GIVEN DATA |
■ ■ ■ ■ ■
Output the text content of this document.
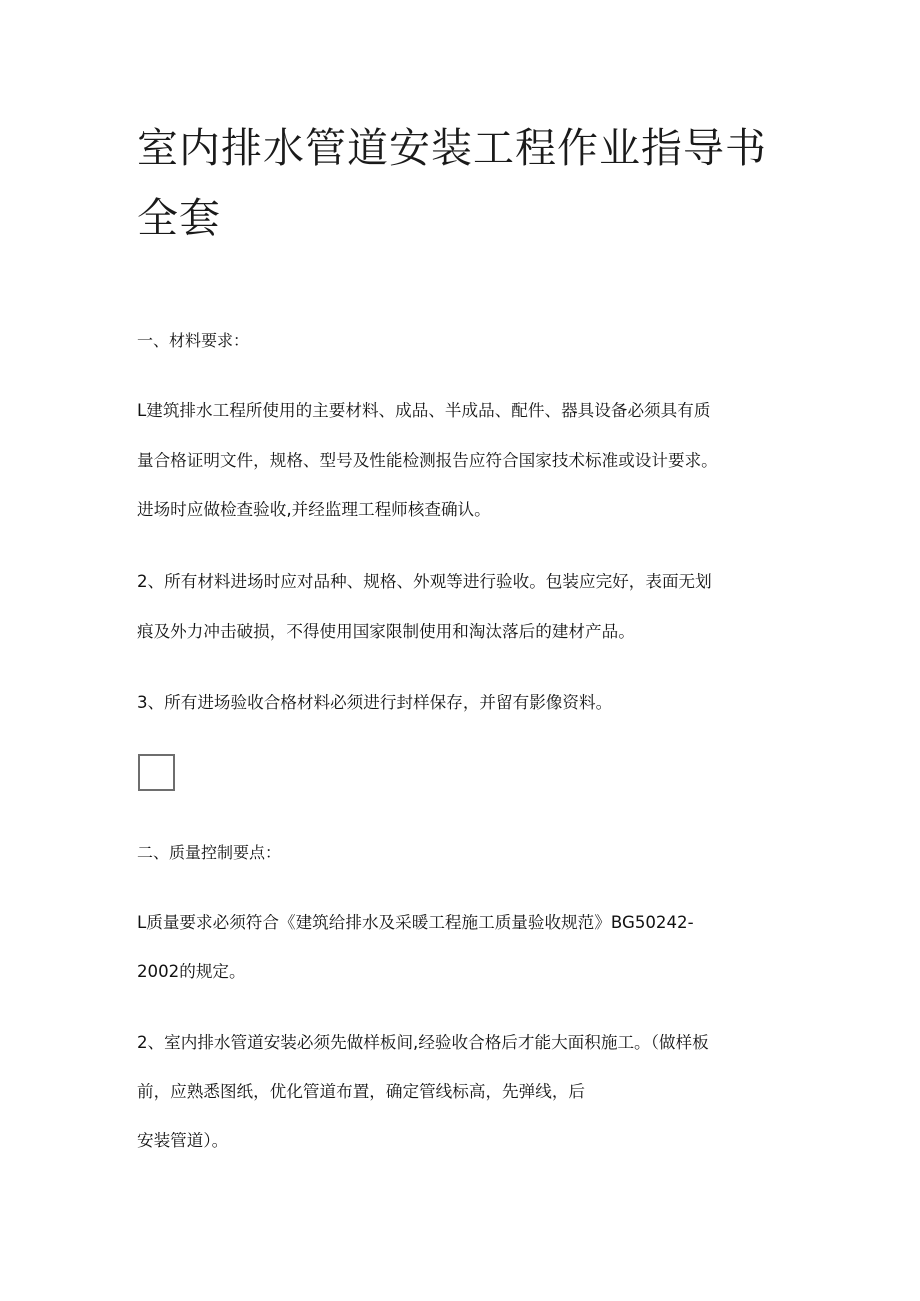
室内排水管道安装工程作业指导书
全套
一、材料要求：
L建筑排水工程所使用的主要材料、成品、半成品、配件、器具设备必须具有质
量合格证明文件，规格、型号及性能检测报告应符合国家技术标准或设计要求。
进场时应做检查验收,并经监理工程师核查确认。
2、所有材料进场时应对品种、规格、外观等进行验收。包装应完好，表面无划
痕及外力冲击破损，不得使用国家限制使用和淘汰落后的建材产品。
3、所有进场验收合格材料必须进行封样保存，并留有影像资料。
二、质量控制要点：
L质量要求必须符合《建筑给排水及采暖工程施工质量验收规范》BG50242-
2002的规定。
2、室内排水管道安装必须先做样板间,经验收合格后才能大面积施工。（做样板
前，应熟悉图纸，优化管道布置，确定管线标高，先弹线，后
安装管道）。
■ ■ ■ ■ ■
GIVEN EXERCISE | Leave out all pictures, then copy the remaining material exactly.

RESULT OF THIS TASK |
Output the text content of this document.
室内排水管道安装工程作业指导书
全套
一、材料要求：
L建筑排水工程所使用的主要材料、成品、半成品、配件、器具设备必须具有质
量合格证明文件，规格、型号及性能检测报告应符合国家技术标准或设计要求。
进场时应做检查验收,并经监理工程师核查确认。
2、所有材料进场时应对品种、规格、外观等进行验收。包装应完好，表面无划
痕及外力冲击破损，不得使用国家限制使用和淘汰落后的建材产品。
3、所有进场验收合格材料必须进行封样保存，并留有影像资料。
二、质量控制要点：
L质量要求必须符合《建筑给排水及采暖工程施工质量验收规范》BG50242-
2002的规定。
2、室内排水管道安装必须先做样板间,经验收合格后才能大面积施工。（做样板
前，应熟悉图纸，优化管道布置，确定管线标高，先弹线，后
安装管道）。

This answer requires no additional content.